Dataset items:

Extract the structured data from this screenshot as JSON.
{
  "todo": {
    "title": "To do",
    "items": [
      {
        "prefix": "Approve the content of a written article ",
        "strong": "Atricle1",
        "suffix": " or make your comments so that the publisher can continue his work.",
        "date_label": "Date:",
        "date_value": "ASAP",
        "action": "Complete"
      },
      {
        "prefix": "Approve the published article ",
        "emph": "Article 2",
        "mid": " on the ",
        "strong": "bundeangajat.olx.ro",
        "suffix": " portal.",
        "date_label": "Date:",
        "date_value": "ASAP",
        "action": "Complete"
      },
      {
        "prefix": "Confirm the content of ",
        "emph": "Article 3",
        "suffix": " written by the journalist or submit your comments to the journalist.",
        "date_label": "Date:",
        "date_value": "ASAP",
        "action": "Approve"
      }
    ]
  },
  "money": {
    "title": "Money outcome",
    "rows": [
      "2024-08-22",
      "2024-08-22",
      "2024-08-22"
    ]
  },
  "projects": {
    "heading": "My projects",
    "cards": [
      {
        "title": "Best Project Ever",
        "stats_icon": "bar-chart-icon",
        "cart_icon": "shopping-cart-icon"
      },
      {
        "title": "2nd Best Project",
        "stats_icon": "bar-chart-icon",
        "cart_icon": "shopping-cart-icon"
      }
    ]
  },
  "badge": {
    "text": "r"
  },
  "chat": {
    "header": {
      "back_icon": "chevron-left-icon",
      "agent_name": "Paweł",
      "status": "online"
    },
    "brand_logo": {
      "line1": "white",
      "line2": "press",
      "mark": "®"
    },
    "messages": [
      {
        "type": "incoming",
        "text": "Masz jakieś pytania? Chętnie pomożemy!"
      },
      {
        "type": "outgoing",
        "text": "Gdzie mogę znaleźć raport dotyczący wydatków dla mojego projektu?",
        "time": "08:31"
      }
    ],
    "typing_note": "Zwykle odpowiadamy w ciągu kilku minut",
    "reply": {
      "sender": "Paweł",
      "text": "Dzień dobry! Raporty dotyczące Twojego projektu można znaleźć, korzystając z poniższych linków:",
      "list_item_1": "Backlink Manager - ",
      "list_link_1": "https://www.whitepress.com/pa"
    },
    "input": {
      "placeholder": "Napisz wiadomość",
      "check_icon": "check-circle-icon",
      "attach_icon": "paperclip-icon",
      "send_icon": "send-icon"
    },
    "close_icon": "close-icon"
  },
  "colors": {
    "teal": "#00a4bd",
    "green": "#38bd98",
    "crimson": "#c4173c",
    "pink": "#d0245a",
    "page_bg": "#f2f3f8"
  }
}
...
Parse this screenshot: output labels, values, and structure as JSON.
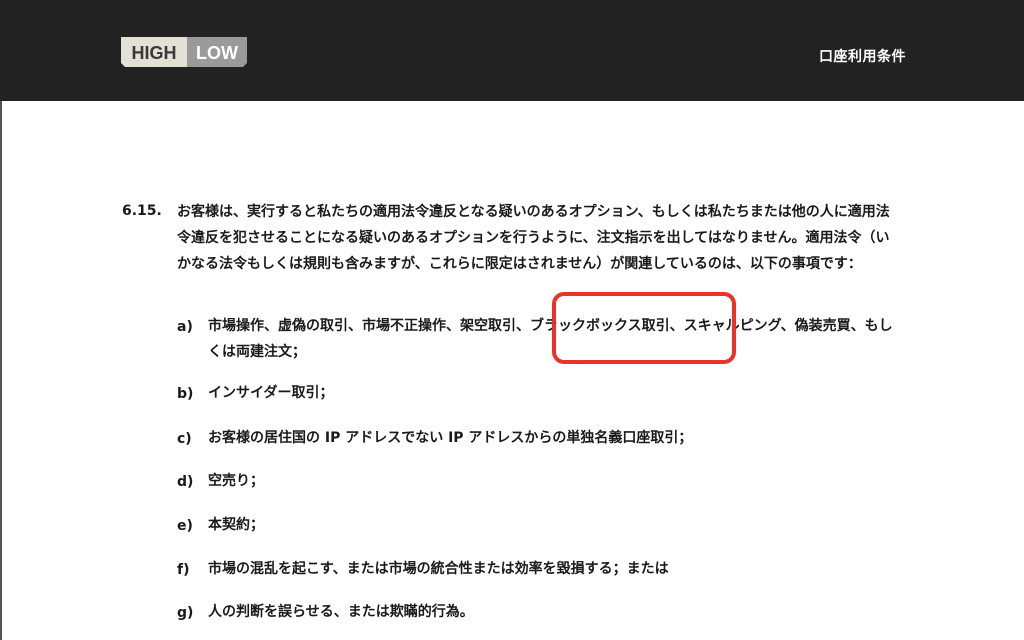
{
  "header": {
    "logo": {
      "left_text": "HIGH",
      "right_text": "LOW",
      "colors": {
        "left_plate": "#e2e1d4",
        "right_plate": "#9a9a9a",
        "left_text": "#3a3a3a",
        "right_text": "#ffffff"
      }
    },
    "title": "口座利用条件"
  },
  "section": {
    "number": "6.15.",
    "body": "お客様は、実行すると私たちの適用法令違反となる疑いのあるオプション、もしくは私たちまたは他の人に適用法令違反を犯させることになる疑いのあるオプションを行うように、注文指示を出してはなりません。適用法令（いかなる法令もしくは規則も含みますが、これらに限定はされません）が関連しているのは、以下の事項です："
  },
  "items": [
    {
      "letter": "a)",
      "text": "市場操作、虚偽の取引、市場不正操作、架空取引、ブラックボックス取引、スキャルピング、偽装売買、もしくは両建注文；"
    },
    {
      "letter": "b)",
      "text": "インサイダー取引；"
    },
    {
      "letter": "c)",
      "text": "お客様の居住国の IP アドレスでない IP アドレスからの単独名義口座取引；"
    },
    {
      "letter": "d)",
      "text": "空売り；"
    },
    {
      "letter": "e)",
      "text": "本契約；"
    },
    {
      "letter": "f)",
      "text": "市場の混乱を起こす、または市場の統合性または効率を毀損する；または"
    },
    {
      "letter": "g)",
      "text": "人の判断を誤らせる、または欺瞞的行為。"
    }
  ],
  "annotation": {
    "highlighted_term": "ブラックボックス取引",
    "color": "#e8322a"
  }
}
---
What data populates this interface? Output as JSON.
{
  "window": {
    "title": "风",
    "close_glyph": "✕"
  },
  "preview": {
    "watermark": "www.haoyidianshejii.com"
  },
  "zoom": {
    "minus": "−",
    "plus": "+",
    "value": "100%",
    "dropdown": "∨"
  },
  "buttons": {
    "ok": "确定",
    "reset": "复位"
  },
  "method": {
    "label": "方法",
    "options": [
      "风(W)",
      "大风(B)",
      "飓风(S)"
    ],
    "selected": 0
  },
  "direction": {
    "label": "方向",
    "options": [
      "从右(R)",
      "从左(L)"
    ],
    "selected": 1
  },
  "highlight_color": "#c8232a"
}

## [Stated exercise]
Check each line above for the word "suffix", and copy the lines where it appears.

## [Result of the task]
        "suffix": " or make your comments so that the publisher can continue his work.",
        "suffix": " portal.",
        "suffix": " written by the journalist or submit your comments to the journalist.",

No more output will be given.